## Problem statement
Omit every picture and output the rest of the records exactly as they are.

## Exercise materials

------------------------------------------------------------

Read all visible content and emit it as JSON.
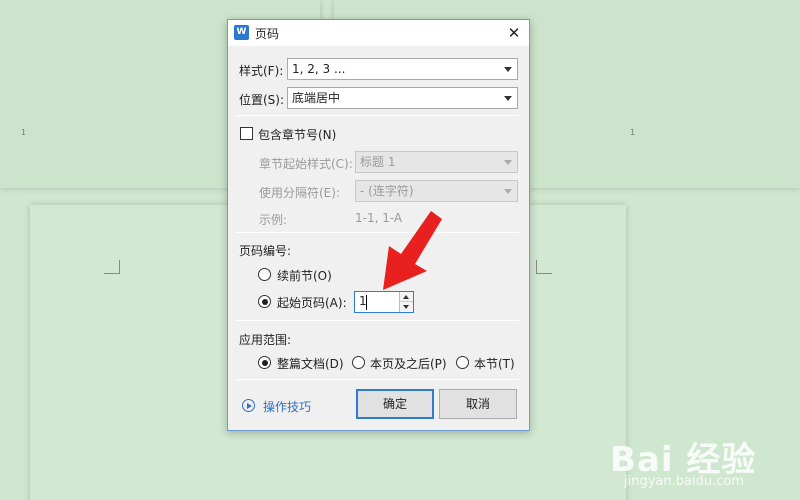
{
  "background": {
    "page_number_left": "1",
    "page_number_right": "1"
  },
  "dialog": {
    "app_icon": "W",
    "title": "页码",
    "style_label": "样式(F):",
    "style_value": "1, 2, 3 ...",
    "position_label": "位置(S):",
    "position_value": "底端居中",
    "include_chapter_label": "包含章节号(N)",
    "chapter_style_label": "章节起始样式(C):",
    "chapter_style_value": "标题 1",
    "separator_label": "使用分隔符(E):",
    "separator_value": "-    (连字符)",
    "example_label": "示例:",
    "example_value": "1-1, 1-A",
    "numbering_heading": "页码编号:",
    "continue_label": "续前节(O)",
    "start_at_label": "起始页码(A):",
    "start_at_value": "1",
    "apply_heading": "应用范围:",
    "apply_whole_label": "整篇文档(D)",
    "apply_forward_label": "本页及之后(P)",
    "apply_section_label": "本节(T)",
    "tips_label": "操作技巧",
    "ok_label": "确定",
    "cancel_label": "取消",
    "include_chapter_checked": false,
    "numbering_selected": "start_at",
    "apply_selected": "whole"
  },
  "watermark": {
    "logo": "Bai 经验",
    "url": "jingyan.baidu.com"
  },
  "colors": {
    "background": "#cfe6cf",
    "dialog_border": "#6b9bd1",
    "accent": "#2f7ad6",
    "annotation_arrow": "#e8201f"
  },
  "icons": [
    "word-app-icon",
    "close-icon",
    "dropdown-caret-icon",
    "play-circle-icon",
    "spinner-up-icon",
    "spinner-down-icon",
    "red-arrow-annotation"
  ]
}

------------------------------------------------------------

## Response
Read all visible content and emit it as JSON.
{
  "background": {
    "page_number_left": "1",
    "page_number_right": "1"
  },
  "dialog": {
    "app_icon": "W",
    "title": "页码",
    "style_label": "样式(F):",
    "style_value": "1, 2, 3 ...",
    "position_label": "位置(S):",
    "position_value": "底端居中",
    "include_chapter_label": "包含章节号(N)",
    "chapter_style_label": "章节起始样式(C):",
    "chapter_style_value": "标题 1",
    "separator_label": "使用分隔符(E):",
    "separator_value": "-    (连字符)",
    "example_label": "示例:",
    "example_value": "1-1, 1-A",
    "numbering_heading": "页码编号:",
    "continue_label": "续前节(O)",
    "start_at_label": "起始页码(A):",
    "start_at_value": "1",
    "apply_heading": "应用范围:",
    "apply_whole_label": "整篇文档(D)",
    "apply_forward_label": "本页及之后(P)",
    "apply_section_label": "本节(T)",
    "tips_label": "操作技巧",
    "ok_label": "确定",
    "cancel_label": "取消",
    "include_chapter_checked": false,
    "numbering_selected": "start_at",
    "apply_selected": "whole"
  },
  "watermark": {
    "logo": "Bai 经验",
    "url": "jingyan.baidu.com"
  },
  "colors": {
    "background": "#cfe6cf",
    "dialog_border": "#6b9bd1",
    "accent": "#2f7ad6",
    "annotation_arrow": "#e8201f"
  },
  "icons": [
    "word-app-icon",
    "close-icon",
    "dropdown-caret-icon",
    "play-circle-icon",
    "spinner-up-icon",
    "spinner-down-icon",
    "red-arrow-annotation"
  ]
}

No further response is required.